-- Problem to solve --
Select from the data all lines with the word "Platter".

━━━━━ Excerpted data ━━━━━

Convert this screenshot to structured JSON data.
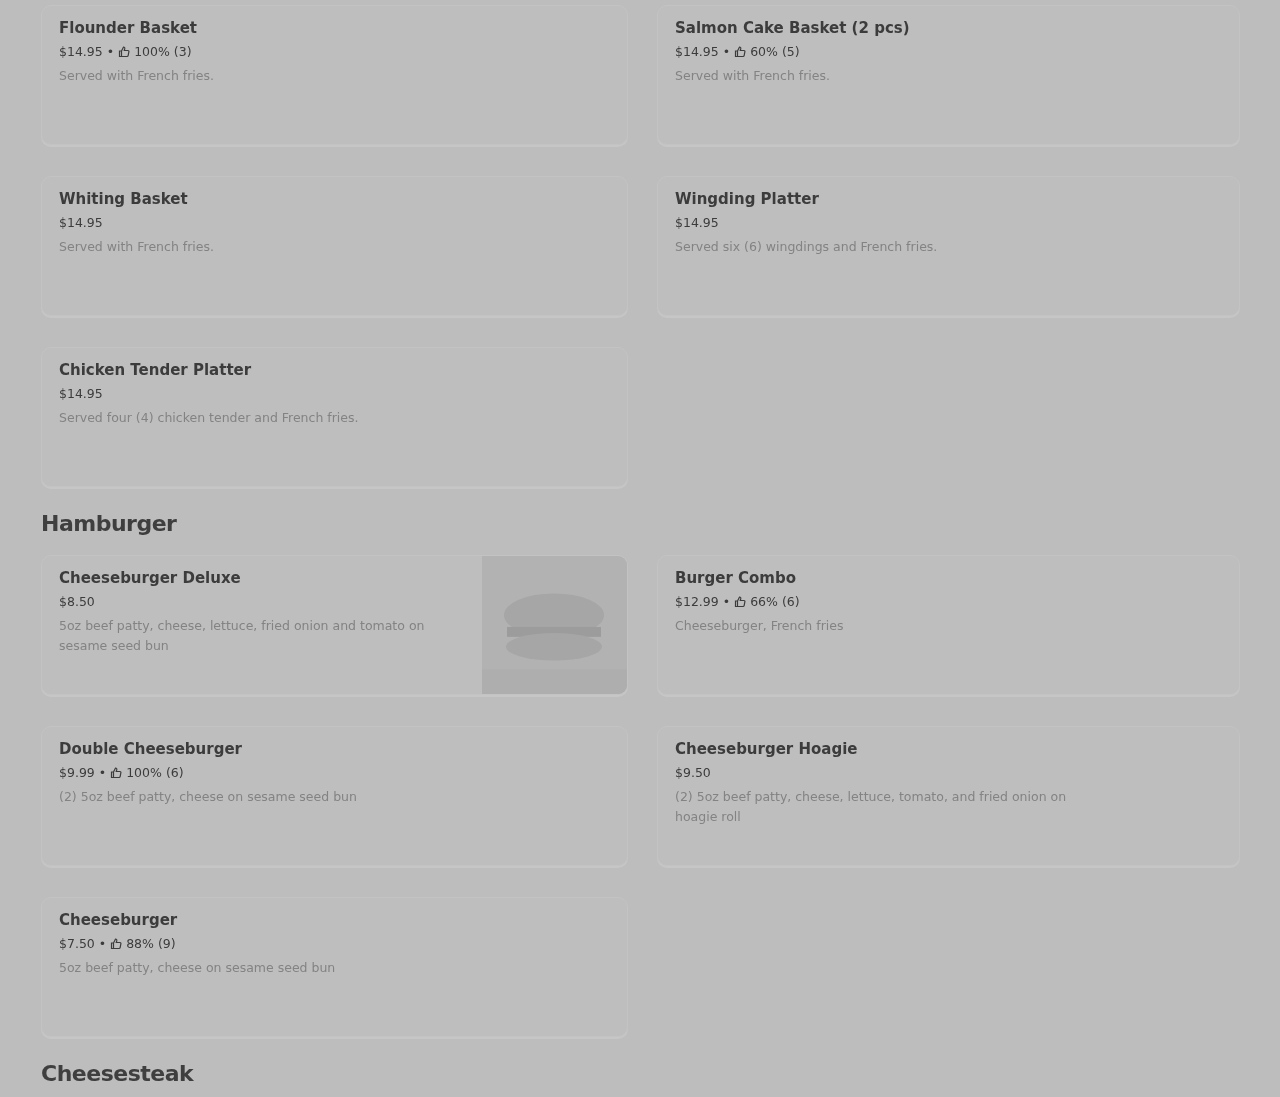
{
  "sections": [
    {
      "items": [
        {
          "name": "Flounder Basket",
          "price": "$14.95",
          "separator": "•",
          "rating": "100% (3)",
          "description": "Served with French fries."
        },
        {
          "name": "Salmon Cake Basket (2 pcs)",
          "price": "$14.95",
          "separator": "•",
          "rating": "60% (5)",
          "description": "Served with French fries."
        },
        {
          "name": "Whiting Basket",
          "price": "$14.95",
          "description": "Served with French fries."
        },
        {
          "name": "Wingding Platter",
          "price": "$14.95",
          "description": "Served six (6) wingdings and French fries."
        },
        {
          "name": "Chicken Tender Platter",
          "price": "$14.95",
          "description": "Served four (4) chicken tender and French fries."
        }
      ]
    },
    {
      "heading": "Hamburger",
      "items": [
        {
          "name": "Cheeseburger Deluxe",
          "price": "$8.50",
          "description": "5oz beef patty, cheese, lettuce, fried onion and tomato on sesame seed bun"
        },
        {
          "name": "Burger Combo",
          "price": "$12.99",
          "separator": "•",
          "rating": "66% (6)",
          "description": "Cheeseburger, French fries"
        },
        {
          "name": "Double Cheeseburger",
          "price": "$9.99",
          "separator": "•",
          "rating": "100% (6)",
          "description": "(2) 5oz beef patty, cheese on sesame seed bun"
        },
        {
          "name": "Cheeseburger Hoagie",
          "price": "$9.50",
          "description": "(2) 5oz beef patty, cheese, lettuce, tomato, and fried onion on hoagie roll"
        },
        {
          "name": "Cheeseburger",
          "price": "$7.50",
          "separator": "•",
          "rating": "88% (9)",
          "description": "5oz beef patty, cheese on sesame seed bun"
        }
      ]
    },
    {
      "heading": "Cheesesteak"
    }
  ]
}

━━━━━

-- The reply --
          "name": "Wingding Platter",
          "name": "Chicken Tender Platter",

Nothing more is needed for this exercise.